Structured figure records:
§
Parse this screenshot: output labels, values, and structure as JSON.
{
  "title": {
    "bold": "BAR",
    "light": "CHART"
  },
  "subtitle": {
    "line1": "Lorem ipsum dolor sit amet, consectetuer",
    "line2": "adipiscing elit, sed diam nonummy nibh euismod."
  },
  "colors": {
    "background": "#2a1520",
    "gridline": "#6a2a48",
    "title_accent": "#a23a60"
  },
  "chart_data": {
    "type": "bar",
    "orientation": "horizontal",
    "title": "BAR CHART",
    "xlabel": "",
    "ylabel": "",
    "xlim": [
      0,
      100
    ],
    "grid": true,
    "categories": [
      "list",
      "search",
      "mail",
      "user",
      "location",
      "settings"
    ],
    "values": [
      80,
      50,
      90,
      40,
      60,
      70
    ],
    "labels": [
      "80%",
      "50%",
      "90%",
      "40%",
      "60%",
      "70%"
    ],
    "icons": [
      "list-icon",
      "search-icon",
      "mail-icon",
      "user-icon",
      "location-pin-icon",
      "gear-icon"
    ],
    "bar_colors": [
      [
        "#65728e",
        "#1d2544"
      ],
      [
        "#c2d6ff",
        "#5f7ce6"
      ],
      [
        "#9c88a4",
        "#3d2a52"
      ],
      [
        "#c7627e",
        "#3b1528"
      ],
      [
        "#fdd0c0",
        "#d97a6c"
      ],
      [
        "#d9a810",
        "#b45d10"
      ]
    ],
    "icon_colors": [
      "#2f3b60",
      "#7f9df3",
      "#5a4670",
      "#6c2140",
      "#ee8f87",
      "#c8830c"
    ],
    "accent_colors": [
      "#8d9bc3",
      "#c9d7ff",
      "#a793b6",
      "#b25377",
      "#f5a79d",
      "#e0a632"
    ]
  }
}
§
GIVEN PROBLEM: Copy out the data shown above without altering anything.

FINISHED ANSWER:
Parse this screenshot: output labels, values, and structure as JSON.
{
  "title": {
    "bold": "BAR",
    "light": "CHART"
  },
  "subtitle": {
    "line1": "Lorem ipsum dolor sit amet, consectetuer",
    "line2": "adipiscing elit, sed diam nonummy nibh euismod."
  },
  "colors": {
    "background": "#2a1520",
    "gridline": "#6a2a48",
    "title_accent": "#a23a60"
  },
  "chart_data": {
    "type": "bar",
    "orientation": "horizontal",
    "title": "BAR CHART",
    "xlabel": "",
    "ylabel": "",
    "xlim": [
      0,
      100
    ],
    "grid": true,
    "categories": [
      "list",
      "search",
      "mail",
      "user",
      "location",
      "settings"
    ],
    "values": [
      80,
      50,
      90,
      40,
      60,
      70
    ],
    "labels": [
      "80%",
      "50%",
      "90%",
      "40%",
      "60%",
      "70%"
    ],
    "icons": [
      "list-icon",
      "search-icon",
      "mail-icon",
      "user-icon",
      "location-pin-icon",
      "gear-icon"
    ],
    "bar_colors": [
      [
        "#65728e",
        "#1d2544"
      ],
      [
        "#c2d6ff",
        "#5f7ce6"
      ],
      [
        "#9c88a4",
        "#3d2a52"
      ],
      [
        "#c7627e",
        "#3b1528"
      ],
      [
        "#fdd0c0",
        "#d97a6c"
      ],
      [
        "#d9a810",
        "#b45d10"
      ]
    ],
    "icon_colors": [
      "#2f3b60",
      "#7f9df3",
      "#5a4670",
      "#6c2140",
      "#ee8f87",
      "#c8830c"
    ],
    "accent_colors": [
      "#8d9bc3",
      "#c9d7ff",
      "#a793b6",
      "#b25377",
      "#f5a79d",
      "#e0a632"
    ]
  }
}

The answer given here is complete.